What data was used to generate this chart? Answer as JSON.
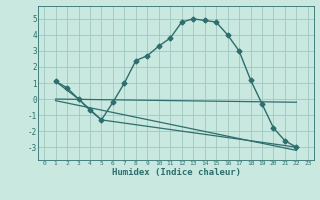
{
  "xlabel": "Humidex (Indice chaleur)",
  "xlim": [
    -0.5,
    23.5
  ],
  "ylim": [
    -3.8,
    5.8
  ],
  "yticks": [
    -3,
    -2,
    -1,
    0,
    1,
    2,
    3,
    4,
    5
  ],
  "xticks": [
    0,
    1,
    2,
    3,
    4,
    5,
    6,
    7,
    8,
    9,
    10,
    11,
    12,
    13,
    14,
    15,
    16,
    17,
    18,
    19,
    20,
    21,
    22,
    23
  ],
  "bg_color": "#c8e8e0",
  "grid_color": "#a0c8c0",
  "line_color": "#2e6e6e",
  "series": [
    {
      "x": [
        1,
        2,
        3,
        4,
        5,
        6,
        7,
        8,
        9,
        10,
        11,
        12,
        13,
        14,
        15,
        16,
        17,
        18,
        19,
        20,
        21,
        22
      ],
      "y": [
        1.1,
        0.7,
        0.0,
        -0.7,
        -1.3,
        -0.2,
        1.0,
        2.4,
        2.7,
        3.3,
        3.8,
        4.8,
        5.0,
        4.9,
        4.8,
        4.0,
        3.0,
        1.2,
        -0.3,
        -1.8,
        -2.6,
        -3.0
      ],
      "marker": "D",
      "markersize": 2.5,
      "linewidth": 1.0
    },
    {
      "x": [
        1,
        3,
        5,
        22
      ],
      "y": [
        1.1,
        0.0,
        -1.3,
        -3.0
      ],
      "marker": null,
      "markersize": 0,
      "linewidth": 0.9
    },
    {
      "x": [
        1,
        22
      ],
      "y": [
        0.0,
        -0.2
      ],
      "marker": null,
      "markersize": 0,
      "linewidth": 0.9
    },
    {
      "x": [
        1,
        22
      ],
      "y": [
        -0.1,
        -3.2
      ],
      "marker": null,
      "markersize": 0,
      "linewidth": 0.9
    }
  ]
}
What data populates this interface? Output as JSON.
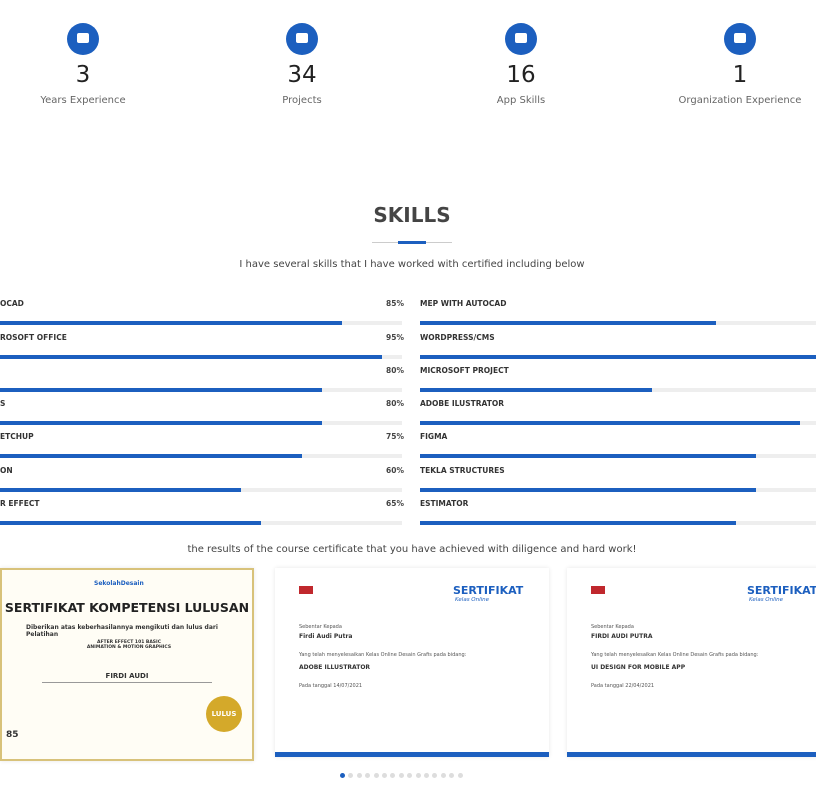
{
  "stats": [
    {
      "value": 3,
      "label": "Years Experience"
    },
    {
      "value": 34,
      "label": "Projects"
    },
    {
      "value": 16,
      "label": "App Skills"
    },
    {
      "value": 1,
      "label": "Organization Experience"
    }
  ],
  "skills": {
    "title": "SKILLS",
    "subtitle": "I have several skills that I have worked with certified including below",
    "left": [
      {
        "name": "OCAD",
        "value": 85,
        "label": "85%"
      },
      {
        "name": "ROSOFT OFFICE",
        "value": 95,
        "label": "95%"
      },
      {
        "value": 80,
        "label": "80%"
      },
      {
        "name": "S",
        "value": 80,
        "label": "80%"
      },
      {
        "name": "ETCHUP",
        "value": 75,
        "label": "75%"
      },
      {
        "name": "ON",
        "value": 60,
        "label": "60%"
      },
      {
        "name": "R EFFECT",
        "value": 65,
        "label": "65%"
      }
    ],
    "right": [
      {
        "name": "MEP WITH AUTOCAD",
        "value": 74
      },
      {
        "name": "WORDPRESS/CMS",
        "value": 100
      },
      {
        "name": "MICROSOFT PROJECT",
        "value": 58
      },
      {
        "name": "ADOBE ILUSTRATOR",
        "value": 95
      },
      {
        "name": "FIGMA",
        "value": 84
      },
      {
        "name": "TEKLA STRUCTURES",
        "value": 84
      },
      {
        "name": "ESTIMATOR",
        "value": 79
      }
    ]
  },
  "certificates": {
    "subtitle": "the results of the course certificate that you have achieved with diligence and hard work!",
    "items": [
      {
        "brand": "SekolahDesain",
        "title": "SERTIFIKAT KOMPETENSI LULUSAN",
        "text": "Diberikan atas keberhasilannya mengikuti dan lulus dari Pelatihan",
        "course": "AFTER EFFECT 101 BASIC ANIMATION & MOTION GRAPHICS",
        "name": "FIRDI AUDI",
        "badge": "LULUS",
        "score": "85"
      },
      {
        "title": "SERTIFIKAT",
        "subtitle": "Kelas Online",
        "to": "Sebentar Kepada",
        "name": "Firdi Audi Putra",
        "text": "Yang telah menyelesaikan Kelas Online Desain Grafis pada bidang:",
        "course": "ADOBE ILLUSTRATOR",
        "date": "Pada tanggal 14/07/2021"
      },
      {
        "title": "SERTIFIKAT",
        "subtitle": "Kelas Online",
        "to": "Sebentar Kepada",
        "name": "FIRDI AUDI PUTRA",
        "text": "Yang telah menyelesaikan Kelas Online Desain Grafis pada bidang:",
        "course": "UI DESIGN FOR MOBILE APP",
        "date": "Pada tanggal 22/04/2021"
      }
    ]
  }
}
************
## Problem:
Set the data above down again exactly as given, with no pictures.

## Exercise result:
What data was used to generate this chart? Answer as JSON.
{
  "xlabel": "Humidex (Indice chaleur)",
  "xlim": [
    -0.5,
    23.5
  ],
  "ylim": [
    -3.8,
    5.8
  ],
  "yticks": [
    -3,
    -2,
    -1,
    0,
    1,
    2,
    3,
    4,
    5
  ],
  "xticks": [
    0,
    1,
    2,
    3,
    4,
    5,
    6,
    7,
    8,
    9,
    10,
    11,
    12,
    13,
    14,
    15,
    16,
    17,
    18,
    19,
    20,
    21,
    22,
    23
  ],
  "bg_color": "#c8e8e0",
  "grid_color": "#a0c8c0",
  "line_color": "#2e6e6e",
  "series": [
    {
      "x": [
        1,
        2,
        3,
        4,
        5,
        6,
        7,
        8,
        9,
        10,
        11,
        12,
        13,
        14,
        15,
        16,
        17,
        18,
        19,
        20,
        21,
        22
      ],
      "y": [
        1.1,
        0.7,
        0.0,
        -0.7,
        -1.3,
        -0.2,
        1.0,
        2.4,
        2.7,
        3.3,
        3.8,
        4.8,
        5.0,
        4.9,
        4.8,
        4.0,
        3.0,
        1.2,
        -0.3,
        -1.8,
        -2.6,
        -3.0
      ],
      "marker": "D",
      "markersize": 2.5,
      "linewidth": 1.0
    },
    {
      "x": [
        1,
        3,
        5,
        22
      ],
      "y": [
        1.1,
        0.0,
        -1.3,
        -3.0
      ],
      "marker": null,
      "markersize": 0,
      "linewidth": 0.9
    },
    {
      "x": [
        1,
        22
      ],
      "y": [
        0.0,
        -0.2
      ],
      "marker": null,
      "markersize": 0,
      "linewidth": 0.9
    },
    {
      "x": [
        1,
        22
      ],
      "y": [
        -0.1,
        -3.2
      ],
      "marker": null,
      "markersize": 0,
      "linewidth": 0.9
    }
  ]
}
What data populates this interface? Output as JSON.
{
  "stats": [
    {
      "value": 3,
      "label": "Years Experience"
    },
    {
      "value": 34,
      "label": "Projects"
    },
    {
      "value": 16,
      "label": "App Skills"
    },
    {
      "value": 1,
      "label": "Organization Experience"
    }
  ],
  "skills": {
    "title": "SKILLS",
    "subtitle": "I have several skills that I have worked with certified including below",
    "left": [
      {
        "name": "OCAD",
        "value": 85,
        "label": "85%"
      },
      {
        "name": "ROSOFT OFFICE",
        "value": 95,
        "label": "95%"
      },
      {
        "value": 80,
        "label": "80%"
      },
      {
        "name": "S",
        "value": 80,
        "label": "80%"
      },
      {
        "name": "ETCHUP",
        "value": 75,
        "label": "75%"
      },
      {
        "name": "ON",
        "value": 60,
        "label": "60%"
      },
      {
        "name": "R EFFECT",
        "value": 65,
        "label": "65%"
      }
    ],
    "right": [
      {
        "name": "MEP WITH AUTOCAD",
        "value": 74
      },
      {
        "name": "WORDPRESS/CMS",
        "value": 100
      },
      {
        "name": "MICROSOFT PROJECT",
        "value": 58
      },
      {
        "name": "ADOBE ILUSTRATOR",
        "value": 95
      },
      {
        "name": "FIGMA",
        "value": 84
      },
      {
        "name": "TEKLA STRUCTURES",
        "value": 84
      },
      {
        "name": "ESTIMATOR",
        "value": 79
      }
    ]
  },
  "certificates": {
    "subtitle": "the results of the course certificate that you have achieved with diligence and hard work!",
    "items": [
      {
        "brand": "SekolahDesain",
        "title": "SERTIFIKAT KOMPETENSI LULUSAN",
        "text": "Diberikan atas keberhasilannya mengikuti dan lulus dari Pelatihan",
        "course": "AFTER EFFECT 101 BASIC ANIMATION & MOTION GRAPHICS",
        "name": "FIRDI AUDI",
        "badge": "LULUS",
        "score": "85"
      },
      {
        "title": "SERTIFIKAT",
        "subtitle": "Kelas Online",
        "to": "Sebentar Kepada",
        "name": "Firdi Audi Putra",
        "text": "Yang telah menyelesaikan Kelas Online Desain Grafis pada bidang:",
        "course": "ADOBE ILLUSTRATOR",
        "date": "Pada tanggal 14/07/2021"
      },
      {
        "title": "SERTIFIKAT",
        "subtitle": "Kelas Online",
        "to": "Sebentar Kepada",
        "name": "FIRDI AUDI PUTRA",
        "text": "Yang telah menyelesaikan Kelas Online Desain Grafis pada bidang:",
        "course": "UI DESIGN FOR MOBILE APP",
        "date": "Pada tanggal 22/04/2021"
      }
    ]
  }
}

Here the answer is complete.